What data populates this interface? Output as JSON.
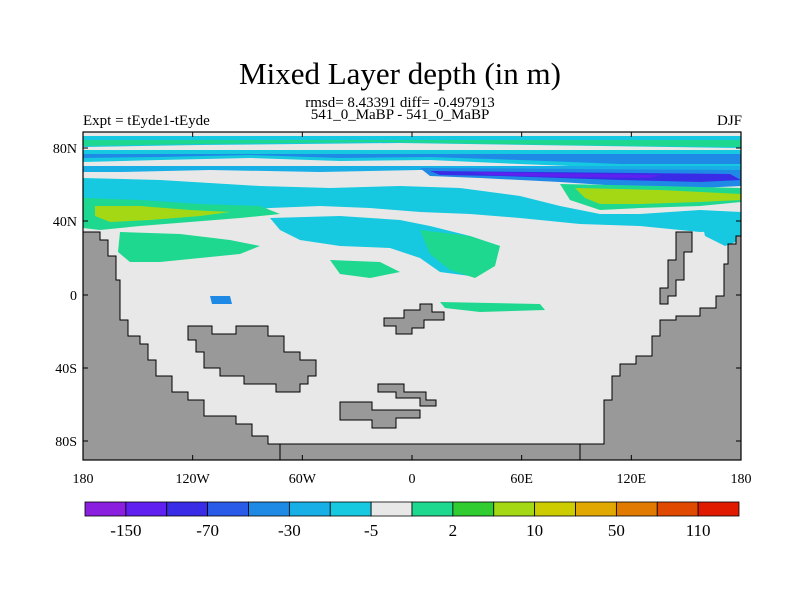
{
  "title": "Mixed Layer depth (in m)",
  "stats": "rmsd= 8.43391 diff= -0.497913",
  "subtitle": "541_0_MaBP - 541_0_MaBP",
  "left_label": "Expt = tEyde1-tEyde",
  "right_label": "DJF",
  "axes": {
    "x_ticks": [
      "180",
      "120W",
      "60W",
      "0",
      "60E",
      "120E",
      "180"
    ],
    "y_ticks": [
      "80N",
      "40N",
      "0",
      "40S",
      "80S"
    ]
  },
  "colorbar": {
    "colors": [
      "#8a1fe0",
      "#6020f0",
      "#3a2ce6",
      "#2a5ae8",
      "#1f8ae6",
      "#18aee6",
      "#16c8e0",
      "#e8e8e8",
      "#1fd890",
      "#30cc30",
      "#a4d814",
      "#cccc00",
      "#e0a800",
      "#e07a00",
      "#e04a00",
      "#e01a00"
    ],
    "labels": [
      "-150",
      "-70",
      "-30",
      "-5",
      "2",
      "10",
      "50",
      "110"
    ]
  },
  "colors": {
    "land": "#999999",
    "ocean": "#e8e8e8",
    "outline": "#000000"
  }
}
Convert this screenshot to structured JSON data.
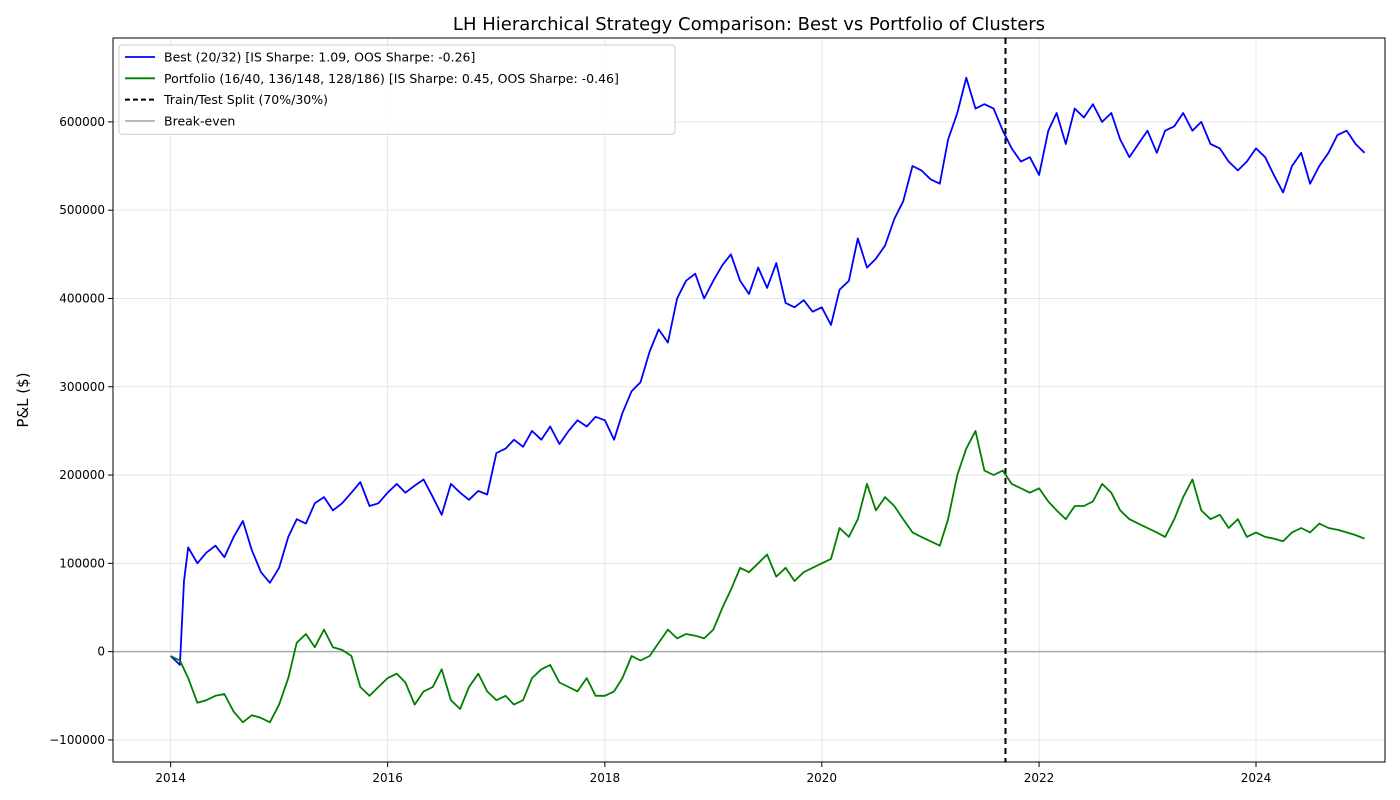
{
  "chart_data": {
    "type": "line",
    "title": "LH Hierarchical Strategy Comparison: Best vs Portfolio of Clusters",
    "xlabel": "",
    "ylabel": "P&L ($)",
    "xlim": [
      "2013-06-21",
      "2025-03-10"
    ],
    "ylim": [
      -125000,
      695000
    ],
    "x_ticks": [
      "2014",
      "2016",
      "2018",
      "2020",
      "2022",
      "2024"
    ],
    "y_ticks": [
      -100000,
      0,
      100000,
      200000,
      300000,
      400000,
      500000,
      600000
    ],
    "y_tick_labels": [
      "−100000",
      "0",
      "100000",
      "200000",
      "300000",
      "400000",
      "500000",
      "600000"
    ],
    "grid": true,
    "legend_position": "top-left",
    "series": [
      {
        "name": "Best (20/32) [IS Sharpe: 1.09, OOS Sharpe: -0.26]",
        "color": "#0000ff",
        "points": [
          [
            "2014-01-01",
            -5000
          ],
          [
            "2014-02-01",
            -15000
          ],
          [
            "2014-02-15",
            80000
          ],
          [
            "2014-03-01",
            118000
          ],
          [
            "2014-04-01",
            100000
          ],
          [
            "2014-05-01",
            112000
          ],
          [
            "2014-06-01",
            120000
          ],
          [
            "2014-07-01",
            107000
          ],
          [
            "2014-08-01",
            130000
          ],
          [
            "2014-09-01",
            148000
          ],
          [
            "2014-10-01",
            115000
          ],
          [
            "2014-11-01",
            90000
          ],
          [
            "2014-12-01",
            78000
          ],
          [
            "2015-01-01",
            95000
          ],
          [
            "2015-02-01",
            130000
          ],
          [
            "2015-03-01",
            150000
          ],
          [
            "2015-04-01",
            145000
          ],
          [
            "2015-05-01",
            168000
          ],
          [
            "2015-06-01",
            175000
          ],
          [
            "2015-07-01",
            160000
          ],
          [
            "2015-08-01",
            168000
          ],
          [
            "2015-09-01",
            180000
          ],
          [
            "2015-10-01",
            192000
          ],
          [
            "2015-11-01",
            165000
          ],
          [
            "2015-12-01",
            168000
          ],
          [
            "2016-01-01",
            180000
          ],
          [
            "2016-02-01",
            190000
          ],
          [
            "2016-03-01",
            180000
          ],
          [
            "2016-04-01",
            188000
          ],
          [
            "2016-05-01",
            195000
          ],
          [
            "2016-06-01",
            175000
          ],
          [
            "2016-07-01",
            155000
          ],
          [
            "2016-08-01",
            190000
          ],
          [
            "2016-09-01",
            180000
          ],
          [
            "2016-10-01",
            172000
          ],
          [
            "2016-11-01",
            182000
          ],
          [
            "2016-12-01",
            178000
          ],
          [
            "2017-01-01",
            225000
          ],
          [
            "2017-02-01",
            230000
          ],
          [
            "2017-03-01",
            240000
          ],
          [
            "2017-04-01",
            232000
          ],
          [
            "2017-05-01",
            250000
          ],
          [
            "2017-06-01",
            240000
          ],
          [
            "2017-07-01",
            255000
          ],
          [
            "2017-08-01",
            235000
          ],
          [
            "2017-09-01",
            250000
          ],
          [
            "2017-10-01",
            262000
          ],
          [
            "2017-11-01",
            255000
          ],
          [
            "2017-12-01",
            266000
          ],
          [
            "2018-01-01",
            262000
          ],
          [
            "2018-02-01",
            240000
          ],
          [
            "2018-03-01",
            270000
          ],
          [
            "2018-04-01",
            295000
          ],
          [
            "2018-05-01",
            305000
          ],
          [
            "2018-06-01",
            340000
          ],
          [
            "2018-07-01",
            365000
          ],
          [
            "2018-08-01",
            350000
          ],
          [
            "2018-09-01",
            400000
          ],
          [
            "2018-10-01",
            420000
          ],
          [
            "2018-11-01",
            428000
          ],
          [
            "2018-12-01",
            400000
          ],
          [
            "2019-01-01",
            420000
          ],
          [
            "2019-02-01",
            438000
          ],
          [
            "2019-03-01",
            450000
          ],
          [
            "2019-04-01",
            420000
          ],
          [
            "2019-05-01",
            405000
          ],
          [
            "2019-06-01",
            435000
          ],
          [
            "2019-07-01",
            412000
          ],
          [
            "2019-08-01",
            440000
          ],
          [
            "2019-09-01",
            395000
          ],
          [
            "2019-10-01",
            390000
          ],
          [
            "2019-11-01",
            398000
          ],
          [
            "2019-12-01",
            385000
          ],
          [
            "2020-01-01",
            390000
          ],
          [
            "2020-02-01",
            370000
          ],
          [
            "2020-03-01",
            410000
          ],
          [
            "2020-04-01",
            420000
          ],
          [
            "2020-05-01",
            468000
          ],
          [
            "2020-06-01",
            435000
          ],
          [
            "2020-07-01",
            445000
          ],
          [
            "2020-08-01",
            460000
          ],
          [
            "2020-09-01",
            490000
          ],
          [
            "2020-10-01",
            510000
          ],
          [
            "2020-11-01",
            550000
          ],
          [
            "2020-12-01",
            545000
          ],
          [
            "2021-01-01",
            535000
          ],
          [
            "2021-02-01",
            530000
          ],
          [
            "2021-03-01",
            580000
          ],
          [
            "2021-04-01",
            610000
          ],
          [
            "2021-05-01",
            650000
          ],
          [
            "2021-06-01",
            615000
          ],
          [
            "2021-07-01",
            620000
          ],
          [
            "2021-08-01",
            615000
          ],
          [
            "2021-09-01",
            590000
          ],
          [
            "2021-10-01",
            570000
          ],
          [
            "2021-11-01",
            555000
          ],
          [
            "2021-12-01",
            560000
          ],
          [
            "2022-01-01",
            540000
          ],
          [
            "2022-02-01",
            590000
          ],
          [
            "2022-03-01",
            610000
          ],
          [
            "2022-04-01",
            575000
          ],
          [
            "2022-05-01",
            615000
          ],
          [
            "2022-06-01",
            605000
          ],
          [
            "2022-07-01",
            620000
          ],
          [
            "2022-08-01",
            600000
          ],
          [
            "2022-09-01",
            610000
          ],
          [
            "2022-10-01",
            580000
          ],
          [
            "2022-11-01",
            560000
          ],
          [
            "2022-12-01",
            575000
          ],
          [
            "2023-01-01",
            590000
          ],
          [
            "2023-02-01",
            565000
          ],
          [
            "2023-03-01",
            590000
          ],
          [
            "2023-04-01",
            595000
          ],
          [
            "2023-05-01",
            610000
          ],
          [
            "2023-06-01",
            590000
          ],
          [
            "2023-07-01",
            600000
          ],
          [
            "2023-08-01",
            575000
          ],
          [
            "2023-09-01",
            570000
          ],
          [
            "2023-10-01",
            555000
          ],
          [
            "2023-11-01",
            545000
          ],
          [
            "2023-12-01",
            555000
          ],
          [
            "2024-01-01",
            570000
          ],
          [
            "2024-02-01",
            560000
          ],
          [
            "2024-03-01",
            540000
          ],
          [
            "2024-04-01",
            520000
          ],
          [
            "2024-05-01",
            550000
          ],
          [
            "2024-06-01",
            565000
          ],
          [
            "2024-07-01",
            530000
          ],
          [
            "2024-08-01",
            550000
          ],
          [
            "2024-09-01",
            565000
          ],
          [
            "2024-10-01",
            585000
          ],
          [
            "2024-11-01",
            590000
          ],
          [
            "2024-12-01",
            575000
          ],
          [
            "2024-12-31",
            565000
          ]
        ]
      },
      {
        "name": "Portfolio (16/40, 136/148, 128/186) [IS Sharpe: 0.45, OOS Sharpe: -0.46]",
        "color": "#008000",
        "points": [
          [
            "2014-01-01",
            -5000
          ],
          [
            "2014-02-01",
            -10000
          ],
          [
            "2014-03-01",
            -30000
          ],
          [
            "2014-04-01",
            -58000
          ],
          [
            "2014-05-01",
            -55000
          ],
          [
            "2014-06-01",
            -50000
          ],
          [
            "2014-07-01",
            -48000
          ],
          [
            "2014-08-01",
            -68000
          ],
          [
            "2014-09-01",
            -80000
          ],
          [
            "2014-10-01",
            -72000
          ],
          [
            "2014-11-01",
            -75000
          ],
          [
            "2014-12-01",
            -80000
          ],
          [
            "2015-01-01",
            -60000
          ],
          [
            "2015-02-01",
            -30000
          ],
          [
            "2015-03-01",
            10000
          ],
          [
            "2015-04-01",
            20000
          ],
          [
            "2015-05-01",
            5000
          ],
          [
            "2015-06-01",
            25000
          ],
          [
            "2015-07-01",
            5000
          ],
          [
            "2015-08-01",
            2000
          ],
          [
            "2015-09-01",
            -5000
          ],
          [
            "2015-10-01",
            -40000
          ],
          [
            "2015-11-01",
            -50000
          ],
          [
            "2015-12-01",
            -40000
          ],
          [
            "2016-01-01",
            -30000
          ],
          [
            "2016-02-01",
            -25000
          ],
          [
            "2016-03-01",
            -35000
          ],
          [
            "2016-04-01",
            -60000
          ],
          [
            "2016-05-01",
            -45000
          ],
          [
            "2016-06-01",
            -40000
          ],
          [
            "2016-07-01",
            -20000
          ],
          [
            "2016-08-01",
            -55000
          ],
          [
            "2016-09-01",
            -65000
          ],
          [
            "2016-10-01",
            -40000
          ],
          [
            "2016-11-01",
            -25000
          ],
          [
            "2016-12-01",
            -45000
          ],
          [
            "2017-01-01",
            -55000
          ],
          [
            "2017-02-01",
            -50000
          ],
          [
            "2017-03-01",
            -60000
          ],
          [
            "2017-04-01",
            -55000
          ],
          [
            "2017-05-01",
            -30000
          ],
          [
            "2017-06-01",
            -20000
          ],
          [
            "2017-07-01",
            -15000
          ],
          [
            "2017-08-01",
            -35000
          ],
          [
            "2017-09-01",
            -40000
          ],
          [
            "2017-10-01",
            -45000
          ],
          [
            "2017-11-01",
            -30000
          ],
          [
            "2017-12-01",
            -50000
          ],
          [
            "2018-01-01",
            -50000
          ],
          [
            "2018-02-01",
            -45000
          ],
          [
            "2018-03-01",
            -30000
          ],
          [
            "2018-04-01",
            -5000
          ],
          [
            "2018-05-01",
            -10000
          ],
          [
            "2018-06-01",
            -5000
          ],
          [
            "2018-07-01",
            10000
          ],
          [
            "2018-08-01",
            25000
          ],
          [
            "2018-09-01",
            15000
          ],
          [
            "2018-10-01",
            20000
          ],
          [
            "2018-11-01",
            18000
          ],
          [
            "2018-12-01",
            15000
          ],
          [
            "2019-01-01",
            25000
          ],
          [
            "2019-02-01",
            50000
          ],
          [
            "2019-03-01",
            70000
          ],
          [
            "2019-04-01",
            95000
          ],
          [
            "2019-05-01",
            90000
          ],
          [
            "2019-06-01",
            100000
          ],
          [
            "2019-07-01",
            110000
          ],
          [
            "2019-08-01",
            85000
          ],
          [
            "2019-09-01",
            95000
          ],
          [
            "2019-10-01",
            80000
          ],
          [
            "2019-11-01",
            90000
          ],
          [
            "2019-12-01",
            95000
          ],
          [
            "2020-01-01",
            100000
          ],
          [
            "2020-02-01",
            105000
          ],
          [
            "2020-03-01",
            140000
          ],
          [
            "2020-04-01",
            130000
          ],
          [
            "2020-05-01",
            150000
          ],
          [
            "2020-06-01",
            190000
          ],
          [
            "2020-07-01",
            160000
          ],
          [
            "2020-08-01",
            175000
          ],
          [
            "2020-09-01",
            165000
          ],
          [
            "2020-10-01",
            150000
          ],
          [
            "2020-11-01",
            135000
          ],
          [
            "2020-12-01",
            130000
          ],
          [
            "2021-01-01",
            125000
          ],
          [
            "2021-02-01",
            120000
          ],
          [
            "2021-03-01",
            150000
          ],
          [
            "2021-04-01",
            200000
          ],
          [
            "2021-05-01",
            230000
          ],
          [
            "2021-06-01",
            250000
          ],
          [
            "2021-07-01",
            205000
          ],
          [
            "2021-08-01",
            200000
          ],
          [
            "2021-09-01",
            205000
          ],
          [
            "2021-10-01",
            190000
          ],
          [
            "2021-11-01",
            185000
          ],
          [
            "2021-12-01",
            180000
          ],
          [
            "2022-01-01",
            185000
          ],
          [
            "2022-02-01",
            170000
          ],
          [
            "2022-03-01",
            160000
          ],
          [
            "2022-04-01",
            150000
          ],
          [
            "2022-05-01",
            165000
          ],
          [
            "2022-06-01",
            165000
          ],
          [
            "2022-07-01",
            170000
          ],
          [
            "2022-08-01",
            190000
          ],
          [
            "2022-09-01",
            180000
          ],
          [
            "2022-10-01",
            160000
          ],
          [
            "2022-11-01",
            150000
          ],
          [
            "2022-12-01",
            145000
          ],
          [
            "2023-01-01",
            140000
          ],
          [
            "2023-02-01",
            135000
          ],
          [
            "2023-03-01",
            130000
          ],
          [
            "2023-04-01",
            150000
          ],
          [
            "2023-05-01",
            175000
          ],
          [
            "2023-06-01",
            195000
          ],
          [
            "2023-07-01",
            160000
          ],
          [
            "2023-08-01",
            150000
          ],
          [
            "2023-09-01",
            155000
          ],
          [
            "2023-10-01",
            140000
          ],
          [
            "2023-11-01",
            150000
          ],
          [
            "2023-12-01",
            130000
          ],
          [
            "2024-01-01",
            135000
          ],
          [
            "2024-02-01",
            130000
          ],
          [
            "2024-03-01",
            128000
          ],
          [
            "2024-04-01",
            125000
          ],
          [
            "2024-05-01",
            135000
          ],
          [
            "2024-06-01",
            140000
          ],
          [
            "2024-07-01",
            135000
          ],
          [
            "2024-08-01",
            145000
          ],
          [
            "2024-09-01",
            140000
          ],
          [
            "2024-10-01",
            138000
          ],
          [
            "2024-11-01",
            135000
          ],
          [
            "2024-12-01",
            132000
          ],
          [
            "2024-12-31",
            128000
          ]
        ]
      }
    ],
    "split_line": {
      "name": "Train/Test Split (70%/30%)",
      "x": "2021-09-10",
      "color": "#000000",
      "style": "dashed"
    },
    "reference_line": {
      "name": "Break-even",
      "y": 0,
      "color": "#a9a9a9"
    }
  }
}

────────

(EXERCISE) All lines above containing the string "Sharpe" are to be collected.

(RIGHT ANSWER)
        "name": "Best (20/32) [IS Sharpe: 1.09, OOS Sharpe: -0.26]",
        "name": "Portfolio (16/40, 136/148, 128/186) [IS Sharpe: 0.45, OOS Sharpe: -0.46]",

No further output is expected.